Given task => Using the material below, copy every line where "Iranian" appears.

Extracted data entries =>
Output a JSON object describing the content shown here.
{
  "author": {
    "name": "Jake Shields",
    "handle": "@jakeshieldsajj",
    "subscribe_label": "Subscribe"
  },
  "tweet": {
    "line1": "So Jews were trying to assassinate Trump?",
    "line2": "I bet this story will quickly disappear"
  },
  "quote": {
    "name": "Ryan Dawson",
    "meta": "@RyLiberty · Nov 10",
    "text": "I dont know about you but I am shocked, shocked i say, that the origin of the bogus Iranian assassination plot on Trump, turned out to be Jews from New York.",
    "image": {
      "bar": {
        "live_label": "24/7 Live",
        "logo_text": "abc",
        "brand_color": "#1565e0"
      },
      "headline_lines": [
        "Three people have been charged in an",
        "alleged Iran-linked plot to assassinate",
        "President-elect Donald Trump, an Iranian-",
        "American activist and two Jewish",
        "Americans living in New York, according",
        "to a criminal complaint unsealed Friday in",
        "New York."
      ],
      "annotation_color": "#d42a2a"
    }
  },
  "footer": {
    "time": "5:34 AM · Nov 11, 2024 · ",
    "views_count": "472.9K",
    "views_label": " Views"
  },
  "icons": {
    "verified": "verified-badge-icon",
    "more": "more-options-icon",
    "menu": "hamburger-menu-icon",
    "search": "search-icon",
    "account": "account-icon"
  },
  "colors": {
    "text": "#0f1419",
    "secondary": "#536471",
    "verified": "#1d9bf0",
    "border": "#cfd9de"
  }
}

Response to the task =>
    "text": "I dont know about you but I am shocked, shocked i say, that the origin of the bogus Iranian assassination plot on Trump, turned out to be Jews from New York.",
        "President-elect Donald Trump, an Iranian-",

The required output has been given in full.